-- START --

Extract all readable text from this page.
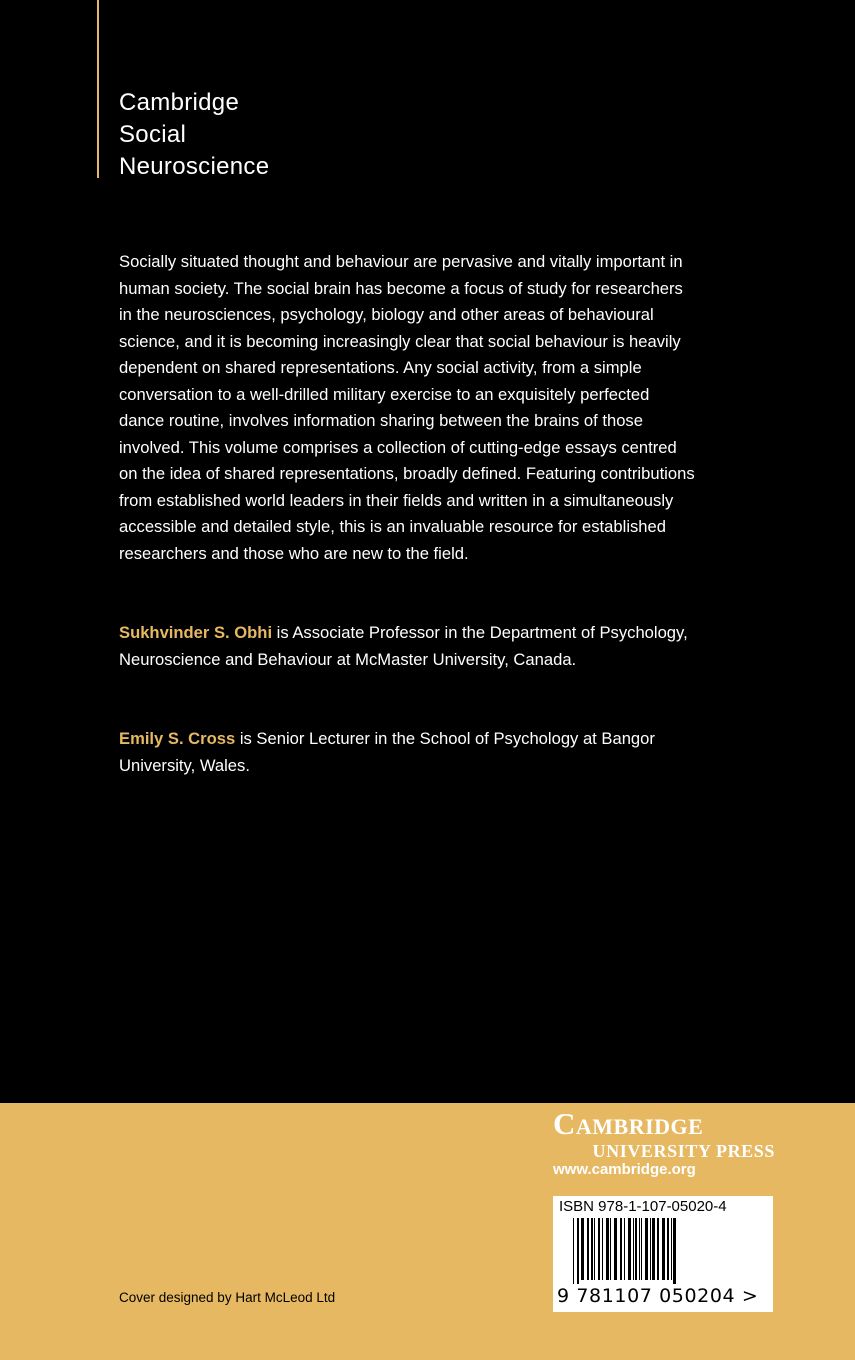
Cambridge
Social
Neuroscience

Socially situated thought and behaviour are pervasive and vitally important in human society. The social brain has become a focus of study for researchers in the neurosciences, psychology, biology and other areas of behavioural science, and it is becoming increasingly clear that social behaviour is heavily dependent on shared representations. Any social activity, from a simple conversation to a well-drilled military exercise to an exquisitely perfected dance routine, involves information sharing between the brains of those involved. This volume comprises a collection of cutting-edge essays centred on the idea of shared representations, broadly defined. Featuring contributions from established world leaders in their fields and written in a simultaneously accessible and detailed style, this is an invaluable resource for established researchers and those who are new to the field.

Sukhvinder S. Obhi is Associate Professor in the Department of Psychology, Neuroscience and Behaviour at McMaster University, Canada.

Emily S. Cross is Senior Lecturer in the School of Psychology at Bangor University, Wales.

Cambridge
UNIVERSITY PRESS
www.cambridge.org
ISBN 978-1-107-05020-4
9 781107 050204 >
Cover designed by Hart McLeod Ltd
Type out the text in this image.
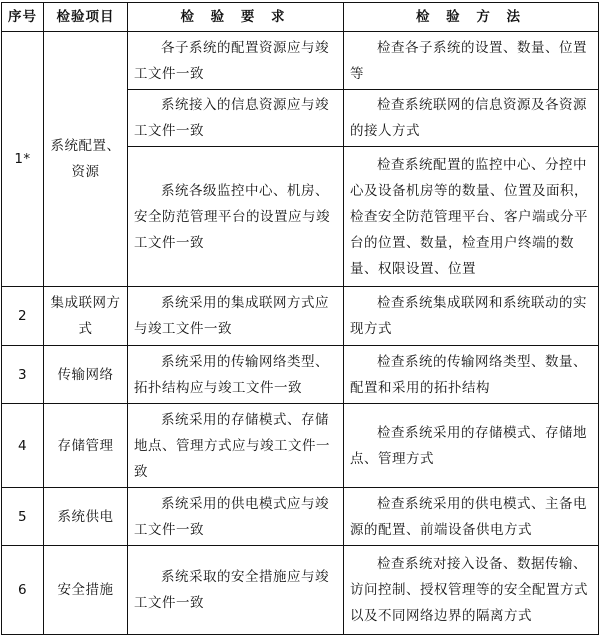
序号	检验项目	检 验 要 求	检 验 方 法
1*	系统配置、资源	各子系统的配置资源应与竣工文件一致	检查各子系统的设置、数量、位置等

		系统接入的信息资源应与竣工文件一致	检查系统联网的信息资源及各资源的接人方式

		系统各级监控中心、机房、安全防范管理平台的设置应与竣工文件一致	检查系统配置的监控中心、分控中心及设备机房等的数量、位置及面积，检查安全防范管理平台、客户端或分平台的位置、数量，检查用户终端的数量、权限设置、位置

2	集成联网方式	系统采用的集成联网方式应与竣工文件一致	检查系统集成联网和系统联动的实现方式

3	传输网络	系统采用的传输网络类型、拓扑结构应与竣工文件一致	检查系统的传输网络类型、数量、配置和采用的拓扑结构

4	存储管理	系统采用的存储模式、存储地点、管理方式应与竣工文件一致	检查系统采用的存储模式、存储地点、管理方式

5	系统供电	系统采用的供电模式应与竣工文件一致	检查系统采用的供电模式、主备电源的配置、前端设备供电方式

6	安全措施	系统采取的安全措施应与竣工文件一致	检查系统对接入设备、数据传输、访问控制、授权管理等的安全配置方式以及不同网络边界的隔离方式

-- END --

### Set exercise
With pictures left out, extract the lines from the one containing "Type out the text in this image." to the end of the material above, both included, exactly as written.

### Result
Type out the text in this image.
序号	检验项目	检 验 要 求	检 验 方 法
1*	系统配置、资源	各子系统的配置资源应与竣工文件一致	检查各子系统的设置、数量、位置等

		系统接入的信息资源应与竣工文件一致	检查系统联网的信息资源及各资源的接人方式

		系统各级监控中心、机房、安全防范管理平台的设置应与竣工文件一致	检查系统配置的监控中心、分控中心及设备机房等的数量、位置及面积，检查安全防范管理平台、客户端或分平台的位置、数量，检查用户终端的数量、权限设置、位置

2	集成联网方式	系统采用的集成联网方式应与竣工文件一致	检查系统集成联网和系统联动的实现方式

3	传输网络	系统采用的传输网络类型、拓扑结构应与竣工文件一致	检查系统的传输网络类型、数量、配置和采用的拓扑结构

4	存储管理	系统采用的存储模式、存储地点、管理方式应与竣工文件一致	检查系统采用的存储模式、存储地点、管理方式

5	系统供电	系统采用的供电模式应与竣工文件一致	检查系统采用的供电模式、主备电源的配置、前端设备供电方式

6	安全措施	系统采取的安全措施应与竣工文件一致	检查系统对接入设备、数据传输、访问控制、授权管理等的安全配置方式以及不同网络边界的隔离方式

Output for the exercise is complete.